● **What you will do**:
Give the total number of lines with the word "xlabel" in them, and no other words.

(Records contained in a dataset)

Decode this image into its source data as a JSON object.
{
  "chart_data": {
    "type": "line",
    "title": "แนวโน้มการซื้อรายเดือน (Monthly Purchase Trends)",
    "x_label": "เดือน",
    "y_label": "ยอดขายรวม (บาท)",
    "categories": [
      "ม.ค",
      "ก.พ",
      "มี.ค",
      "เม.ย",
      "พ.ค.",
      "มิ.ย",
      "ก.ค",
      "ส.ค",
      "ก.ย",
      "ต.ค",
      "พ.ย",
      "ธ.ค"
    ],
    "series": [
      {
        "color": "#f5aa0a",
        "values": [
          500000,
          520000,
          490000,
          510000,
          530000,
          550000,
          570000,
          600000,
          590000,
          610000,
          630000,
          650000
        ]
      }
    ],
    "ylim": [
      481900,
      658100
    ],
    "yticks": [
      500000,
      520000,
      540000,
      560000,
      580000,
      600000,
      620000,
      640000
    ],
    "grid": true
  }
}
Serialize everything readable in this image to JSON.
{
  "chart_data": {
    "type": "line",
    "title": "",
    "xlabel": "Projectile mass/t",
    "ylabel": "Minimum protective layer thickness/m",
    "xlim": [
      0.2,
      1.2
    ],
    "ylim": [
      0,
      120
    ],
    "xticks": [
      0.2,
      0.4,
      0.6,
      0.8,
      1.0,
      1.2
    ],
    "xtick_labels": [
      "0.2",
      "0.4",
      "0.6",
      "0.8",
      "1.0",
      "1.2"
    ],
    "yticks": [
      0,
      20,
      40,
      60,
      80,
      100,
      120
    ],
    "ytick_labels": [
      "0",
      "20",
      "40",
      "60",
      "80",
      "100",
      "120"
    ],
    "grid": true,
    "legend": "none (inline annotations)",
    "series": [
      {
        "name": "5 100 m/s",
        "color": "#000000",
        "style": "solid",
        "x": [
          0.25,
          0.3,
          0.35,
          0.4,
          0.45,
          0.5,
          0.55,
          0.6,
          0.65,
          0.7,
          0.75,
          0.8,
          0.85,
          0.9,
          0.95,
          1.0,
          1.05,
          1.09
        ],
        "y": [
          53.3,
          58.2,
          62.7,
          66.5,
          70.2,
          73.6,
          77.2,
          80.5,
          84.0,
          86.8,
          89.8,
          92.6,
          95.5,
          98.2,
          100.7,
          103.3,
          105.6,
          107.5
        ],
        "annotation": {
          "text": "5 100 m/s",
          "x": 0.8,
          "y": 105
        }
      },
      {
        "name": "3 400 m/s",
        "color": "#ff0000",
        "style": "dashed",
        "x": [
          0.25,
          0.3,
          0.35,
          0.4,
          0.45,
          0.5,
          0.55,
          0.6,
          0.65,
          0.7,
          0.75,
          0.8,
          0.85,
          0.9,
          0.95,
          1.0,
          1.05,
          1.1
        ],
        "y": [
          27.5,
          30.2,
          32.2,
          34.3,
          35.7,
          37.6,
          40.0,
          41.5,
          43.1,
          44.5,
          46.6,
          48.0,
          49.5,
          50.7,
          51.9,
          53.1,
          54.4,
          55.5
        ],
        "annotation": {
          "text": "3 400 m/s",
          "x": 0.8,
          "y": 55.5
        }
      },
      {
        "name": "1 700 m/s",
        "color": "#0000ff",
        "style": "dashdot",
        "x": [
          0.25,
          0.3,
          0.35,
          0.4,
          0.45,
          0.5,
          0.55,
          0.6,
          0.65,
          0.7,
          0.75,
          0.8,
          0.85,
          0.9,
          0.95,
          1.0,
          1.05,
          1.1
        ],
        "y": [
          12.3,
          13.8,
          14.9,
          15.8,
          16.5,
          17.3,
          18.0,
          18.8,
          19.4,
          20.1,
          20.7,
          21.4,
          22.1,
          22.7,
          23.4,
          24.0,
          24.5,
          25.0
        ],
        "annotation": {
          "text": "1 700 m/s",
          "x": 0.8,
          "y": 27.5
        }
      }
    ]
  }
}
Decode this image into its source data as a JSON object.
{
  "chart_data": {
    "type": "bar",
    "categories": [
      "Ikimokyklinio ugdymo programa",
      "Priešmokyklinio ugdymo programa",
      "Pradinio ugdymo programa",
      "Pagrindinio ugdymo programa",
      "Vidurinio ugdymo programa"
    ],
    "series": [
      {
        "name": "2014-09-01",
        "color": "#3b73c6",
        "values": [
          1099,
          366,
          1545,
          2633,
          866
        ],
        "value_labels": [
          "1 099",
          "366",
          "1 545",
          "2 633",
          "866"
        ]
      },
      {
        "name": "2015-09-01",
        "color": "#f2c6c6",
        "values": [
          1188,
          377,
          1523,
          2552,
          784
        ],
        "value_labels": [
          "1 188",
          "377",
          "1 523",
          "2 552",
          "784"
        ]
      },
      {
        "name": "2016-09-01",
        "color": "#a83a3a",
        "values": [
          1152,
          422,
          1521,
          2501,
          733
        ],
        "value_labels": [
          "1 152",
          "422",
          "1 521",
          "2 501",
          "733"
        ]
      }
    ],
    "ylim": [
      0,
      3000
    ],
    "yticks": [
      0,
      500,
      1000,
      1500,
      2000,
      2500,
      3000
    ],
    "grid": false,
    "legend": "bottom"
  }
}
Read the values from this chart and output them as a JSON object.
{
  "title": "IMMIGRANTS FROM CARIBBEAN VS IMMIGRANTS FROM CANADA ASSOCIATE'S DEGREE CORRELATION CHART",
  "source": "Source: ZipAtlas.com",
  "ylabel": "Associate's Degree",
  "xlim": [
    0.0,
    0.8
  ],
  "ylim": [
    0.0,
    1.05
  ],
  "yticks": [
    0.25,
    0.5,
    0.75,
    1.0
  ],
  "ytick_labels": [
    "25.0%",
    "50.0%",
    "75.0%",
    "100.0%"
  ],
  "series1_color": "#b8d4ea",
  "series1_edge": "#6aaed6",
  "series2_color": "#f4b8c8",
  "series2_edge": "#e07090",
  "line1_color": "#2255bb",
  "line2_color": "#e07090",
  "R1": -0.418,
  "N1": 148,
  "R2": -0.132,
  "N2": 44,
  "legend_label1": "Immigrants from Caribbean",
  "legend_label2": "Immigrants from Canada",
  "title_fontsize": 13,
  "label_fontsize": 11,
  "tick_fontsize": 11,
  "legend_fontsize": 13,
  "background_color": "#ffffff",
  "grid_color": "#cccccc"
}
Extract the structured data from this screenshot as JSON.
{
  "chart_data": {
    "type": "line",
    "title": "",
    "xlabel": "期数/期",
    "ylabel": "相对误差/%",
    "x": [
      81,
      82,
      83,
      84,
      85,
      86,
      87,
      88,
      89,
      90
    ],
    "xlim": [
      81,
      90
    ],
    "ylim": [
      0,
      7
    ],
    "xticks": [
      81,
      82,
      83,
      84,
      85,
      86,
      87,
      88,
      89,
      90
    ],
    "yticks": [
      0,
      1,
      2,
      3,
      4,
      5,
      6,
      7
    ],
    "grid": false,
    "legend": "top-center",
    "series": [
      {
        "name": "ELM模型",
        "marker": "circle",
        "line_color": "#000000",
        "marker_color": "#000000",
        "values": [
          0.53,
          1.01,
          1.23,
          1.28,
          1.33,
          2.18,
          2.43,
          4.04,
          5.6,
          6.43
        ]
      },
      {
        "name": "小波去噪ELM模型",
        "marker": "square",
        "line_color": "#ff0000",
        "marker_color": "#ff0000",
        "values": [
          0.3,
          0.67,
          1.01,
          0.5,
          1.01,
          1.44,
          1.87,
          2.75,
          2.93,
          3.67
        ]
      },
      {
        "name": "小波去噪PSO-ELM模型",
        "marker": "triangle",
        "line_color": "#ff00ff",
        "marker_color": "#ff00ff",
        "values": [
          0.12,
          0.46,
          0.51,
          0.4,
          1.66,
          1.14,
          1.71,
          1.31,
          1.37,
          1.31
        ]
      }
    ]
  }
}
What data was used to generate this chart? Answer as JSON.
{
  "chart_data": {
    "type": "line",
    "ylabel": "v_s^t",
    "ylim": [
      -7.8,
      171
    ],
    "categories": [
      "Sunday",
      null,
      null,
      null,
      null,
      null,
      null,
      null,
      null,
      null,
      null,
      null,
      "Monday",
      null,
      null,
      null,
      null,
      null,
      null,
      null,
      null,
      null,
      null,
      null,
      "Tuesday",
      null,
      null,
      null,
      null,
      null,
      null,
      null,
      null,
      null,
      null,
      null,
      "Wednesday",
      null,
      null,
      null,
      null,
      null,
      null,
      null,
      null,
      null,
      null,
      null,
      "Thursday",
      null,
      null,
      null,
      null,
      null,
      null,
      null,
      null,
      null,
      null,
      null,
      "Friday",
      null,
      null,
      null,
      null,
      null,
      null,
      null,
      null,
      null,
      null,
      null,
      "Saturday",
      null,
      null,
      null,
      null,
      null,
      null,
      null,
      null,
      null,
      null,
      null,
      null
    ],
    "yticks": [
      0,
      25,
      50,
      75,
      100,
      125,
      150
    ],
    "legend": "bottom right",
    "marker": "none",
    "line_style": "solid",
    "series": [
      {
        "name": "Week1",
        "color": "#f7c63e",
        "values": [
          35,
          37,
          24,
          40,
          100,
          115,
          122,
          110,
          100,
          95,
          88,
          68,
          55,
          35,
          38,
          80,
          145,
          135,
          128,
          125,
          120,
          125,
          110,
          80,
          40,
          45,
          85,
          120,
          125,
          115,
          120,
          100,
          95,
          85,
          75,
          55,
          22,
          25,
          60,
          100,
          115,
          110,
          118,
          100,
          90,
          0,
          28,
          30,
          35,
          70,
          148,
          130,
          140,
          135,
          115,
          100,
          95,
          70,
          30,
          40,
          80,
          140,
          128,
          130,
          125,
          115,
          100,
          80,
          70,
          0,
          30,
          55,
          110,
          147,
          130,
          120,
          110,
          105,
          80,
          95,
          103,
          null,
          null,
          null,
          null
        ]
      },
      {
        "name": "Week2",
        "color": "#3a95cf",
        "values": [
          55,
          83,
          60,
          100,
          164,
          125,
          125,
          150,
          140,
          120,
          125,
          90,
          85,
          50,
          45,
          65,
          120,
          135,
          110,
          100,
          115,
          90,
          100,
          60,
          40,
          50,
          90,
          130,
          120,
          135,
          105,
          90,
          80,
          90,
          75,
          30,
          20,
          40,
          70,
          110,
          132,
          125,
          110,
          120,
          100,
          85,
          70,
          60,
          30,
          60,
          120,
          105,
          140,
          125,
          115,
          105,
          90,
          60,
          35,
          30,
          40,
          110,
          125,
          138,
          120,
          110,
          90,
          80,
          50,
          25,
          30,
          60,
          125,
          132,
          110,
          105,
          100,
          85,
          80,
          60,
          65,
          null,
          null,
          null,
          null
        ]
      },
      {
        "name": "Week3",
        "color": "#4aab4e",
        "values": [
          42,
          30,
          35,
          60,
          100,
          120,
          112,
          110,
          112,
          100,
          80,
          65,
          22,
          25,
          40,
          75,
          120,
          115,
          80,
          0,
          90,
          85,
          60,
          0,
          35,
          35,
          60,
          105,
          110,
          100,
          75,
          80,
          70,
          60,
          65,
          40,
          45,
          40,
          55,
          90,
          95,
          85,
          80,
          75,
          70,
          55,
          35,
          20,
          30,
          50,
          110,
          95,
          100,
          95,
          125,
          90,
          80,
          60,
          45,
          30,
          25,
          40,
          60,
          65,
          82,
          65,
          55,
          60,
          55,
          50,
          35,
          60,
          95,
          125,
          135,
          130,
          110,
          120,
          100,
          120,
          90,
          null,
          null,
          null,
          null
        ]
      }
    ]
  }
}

● **Result for this exercise**:
2